(Dataset records)

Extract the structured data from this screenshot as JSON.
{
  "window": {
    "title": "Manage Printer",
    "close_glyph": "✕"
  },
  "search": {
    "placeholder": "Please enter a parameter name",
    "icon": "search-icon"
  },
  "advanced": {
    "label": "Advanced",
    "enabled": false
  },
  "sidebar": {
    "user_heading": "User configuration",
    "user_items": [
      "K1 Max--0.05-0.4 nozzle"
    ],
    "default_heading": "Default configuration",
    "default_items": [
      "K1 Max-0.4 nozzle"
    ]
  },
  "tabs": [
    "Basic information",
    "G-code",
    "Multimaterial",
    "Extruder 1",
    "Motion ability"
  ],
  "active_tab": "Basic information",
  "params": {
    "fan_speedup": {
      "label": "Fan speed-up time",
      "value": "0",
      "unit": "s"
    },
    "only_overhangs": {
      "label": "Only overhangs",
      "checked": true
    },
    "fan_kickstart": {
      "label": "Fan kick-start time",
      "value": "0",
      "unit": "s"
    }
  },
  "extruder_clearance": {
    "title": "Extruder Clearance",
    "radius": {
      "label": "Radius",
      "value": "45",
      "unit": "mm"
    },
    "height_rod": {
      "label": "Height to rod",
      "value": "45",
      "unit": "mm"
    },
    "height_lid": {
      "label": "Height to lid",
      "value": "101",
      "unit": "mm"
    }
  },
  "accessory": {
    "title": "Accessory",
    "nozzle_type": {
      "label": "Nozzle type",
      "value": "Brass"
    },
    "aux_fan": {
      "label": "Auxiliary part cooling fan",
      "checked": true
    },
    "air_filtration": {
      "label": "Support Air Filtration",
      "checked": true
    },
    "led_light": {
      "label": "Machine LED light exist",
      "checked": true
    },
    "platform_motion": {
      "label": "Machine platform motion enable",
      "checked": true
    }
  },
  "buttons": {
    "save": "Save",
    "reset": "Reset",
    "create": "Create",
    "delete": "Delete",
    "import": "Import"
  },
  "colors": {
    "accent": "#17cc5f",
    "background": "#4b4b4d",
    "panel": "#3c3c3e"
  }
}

* * *

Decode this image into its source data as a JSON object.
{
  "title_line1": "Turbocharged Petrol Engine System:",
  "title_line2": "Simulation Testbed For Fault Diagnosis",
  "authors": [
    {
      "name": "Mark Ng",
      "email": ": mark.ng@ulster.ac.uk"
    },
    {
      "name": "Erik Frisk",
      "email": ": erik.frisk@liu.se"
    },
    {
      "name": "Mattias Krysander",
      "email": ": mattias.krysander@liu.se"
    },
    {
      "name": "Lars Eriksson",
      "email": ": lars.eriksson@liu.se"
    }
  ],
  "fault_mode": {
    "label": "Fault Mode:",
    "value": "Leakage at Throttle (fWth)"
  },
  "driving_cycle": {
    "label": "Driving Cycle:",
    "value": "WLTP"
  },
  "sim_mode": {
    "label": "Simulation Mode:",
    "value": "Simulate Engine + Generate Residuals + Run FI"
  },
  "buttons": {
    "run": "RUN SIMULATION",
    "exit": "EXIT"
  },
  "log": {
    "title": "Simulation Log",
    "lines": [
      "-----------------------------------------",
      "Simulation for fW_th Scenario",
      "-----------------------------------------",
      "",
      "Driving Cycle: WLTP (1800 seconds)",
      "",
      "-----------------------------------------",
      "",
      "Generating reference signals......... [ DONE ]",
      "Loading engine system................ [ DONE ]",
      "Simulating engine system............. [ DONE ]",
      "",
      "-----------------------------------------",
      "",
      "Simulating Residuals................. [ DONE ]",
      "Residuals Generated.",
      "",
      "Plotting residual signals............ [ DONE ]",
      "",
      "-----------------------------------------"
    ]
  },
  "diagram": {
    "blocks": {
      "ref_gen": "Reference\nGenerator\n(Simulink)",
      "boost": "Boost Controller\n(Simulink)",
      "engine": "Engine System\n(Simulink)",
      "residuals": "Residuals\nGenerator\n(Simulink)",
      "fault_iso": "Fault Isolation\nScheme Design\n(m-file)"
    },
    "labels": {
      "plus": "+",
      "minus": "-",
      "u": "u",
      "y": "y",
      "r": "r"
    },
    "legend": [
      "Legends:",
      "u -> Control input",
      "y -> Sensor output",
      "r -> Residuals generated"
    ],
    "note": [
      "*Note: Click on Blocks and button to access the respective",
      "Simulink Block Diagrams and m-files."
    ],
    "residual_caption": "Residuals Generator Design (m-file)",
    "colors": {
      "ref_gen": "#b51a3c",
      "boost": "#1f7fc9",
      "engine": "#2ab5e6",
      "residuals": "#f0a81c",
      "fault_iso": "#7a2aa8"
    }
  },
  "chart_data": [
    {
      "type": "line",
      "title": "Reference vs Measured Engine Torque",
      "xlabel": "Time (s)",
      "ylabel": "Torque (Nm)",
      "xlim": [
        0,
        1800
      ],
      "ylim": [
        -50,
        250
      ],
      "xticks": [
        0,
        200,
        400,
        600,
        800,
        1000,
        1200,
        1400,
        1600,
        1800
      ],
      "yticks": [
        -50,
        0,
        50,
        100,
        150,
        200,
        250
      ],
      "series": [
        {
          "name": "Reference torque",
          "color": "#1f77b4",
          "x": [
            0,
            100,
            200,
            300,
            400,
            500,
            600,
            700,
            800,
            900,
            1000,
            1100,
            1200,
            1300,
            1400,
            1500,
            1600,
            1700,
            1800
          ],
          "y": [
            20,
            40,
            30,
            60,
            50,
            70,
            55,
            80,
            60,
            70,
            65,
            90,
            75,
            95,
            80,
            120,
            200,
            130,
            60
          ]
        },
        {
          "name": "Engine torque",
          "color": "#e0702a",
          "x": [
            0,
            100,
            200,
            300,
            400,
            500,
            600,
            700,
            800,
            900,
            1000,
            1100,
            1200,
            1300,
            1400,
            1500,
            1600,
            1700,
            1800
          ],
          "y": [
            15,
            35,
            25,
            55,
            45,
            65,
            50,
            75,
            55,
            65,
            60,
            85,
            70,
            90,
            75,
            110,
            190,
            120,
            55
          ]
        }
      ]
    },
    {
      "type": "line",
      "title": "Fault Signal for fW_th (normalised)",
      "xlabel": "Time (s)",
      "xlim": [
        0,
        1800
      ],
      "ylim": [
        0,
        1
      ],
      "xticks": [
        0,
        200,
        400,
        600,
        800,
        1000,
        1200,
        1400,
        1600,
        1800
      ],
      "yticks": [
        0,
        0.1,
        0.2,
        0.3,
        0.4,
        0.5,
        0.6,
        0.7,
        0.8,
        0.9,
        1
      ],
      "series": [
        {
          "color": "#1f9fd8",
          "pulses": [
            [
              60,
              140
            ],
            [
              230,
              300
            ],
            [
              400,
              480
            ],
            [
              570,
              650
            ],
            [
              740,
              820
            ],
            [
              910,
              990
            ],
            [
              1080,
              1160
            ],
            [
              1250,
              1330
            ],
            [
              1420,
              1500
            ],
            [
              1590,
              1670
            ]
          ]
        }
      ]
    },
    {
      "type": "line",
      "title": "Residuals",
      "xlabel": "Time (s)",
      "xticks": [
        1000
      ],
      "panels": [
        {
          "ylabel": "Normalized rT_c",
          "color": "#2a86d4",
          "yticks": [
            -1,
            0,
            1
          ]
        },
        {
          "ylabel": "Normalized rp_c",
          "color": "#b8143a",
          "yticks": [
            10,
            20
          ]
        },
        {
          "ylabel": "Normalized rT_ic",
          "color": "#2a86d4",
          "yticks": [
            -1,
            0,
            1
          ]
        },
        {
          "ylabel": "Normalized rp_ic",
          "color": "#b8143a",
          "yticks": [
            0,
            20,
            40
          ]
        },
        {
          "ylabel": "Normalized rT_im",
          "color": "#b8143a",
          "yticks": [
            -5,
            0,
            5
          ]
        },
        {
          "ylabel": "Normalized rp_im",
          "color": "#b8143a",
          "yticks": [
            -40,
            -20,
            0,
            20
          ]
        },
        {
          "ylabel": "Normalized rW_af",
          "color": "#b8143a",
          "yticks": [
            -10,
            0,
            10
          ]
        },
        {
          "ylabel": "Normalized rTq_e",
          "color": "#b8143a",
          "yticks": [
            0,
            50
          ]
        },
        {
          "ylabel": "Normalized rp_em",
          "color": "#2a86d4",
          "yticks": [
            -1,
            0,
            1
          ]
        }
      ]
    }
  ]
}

What is being asked
Locate all lines holding the word "email", then copy them out.

Final result
      "email": ": mark.ng@ulster.ac.uk"
      "email": ": erik.frisk@liu.se"
      "email": ": mattias.krysander@liu.se"
      "email": ": lars.eriksson@liu.se"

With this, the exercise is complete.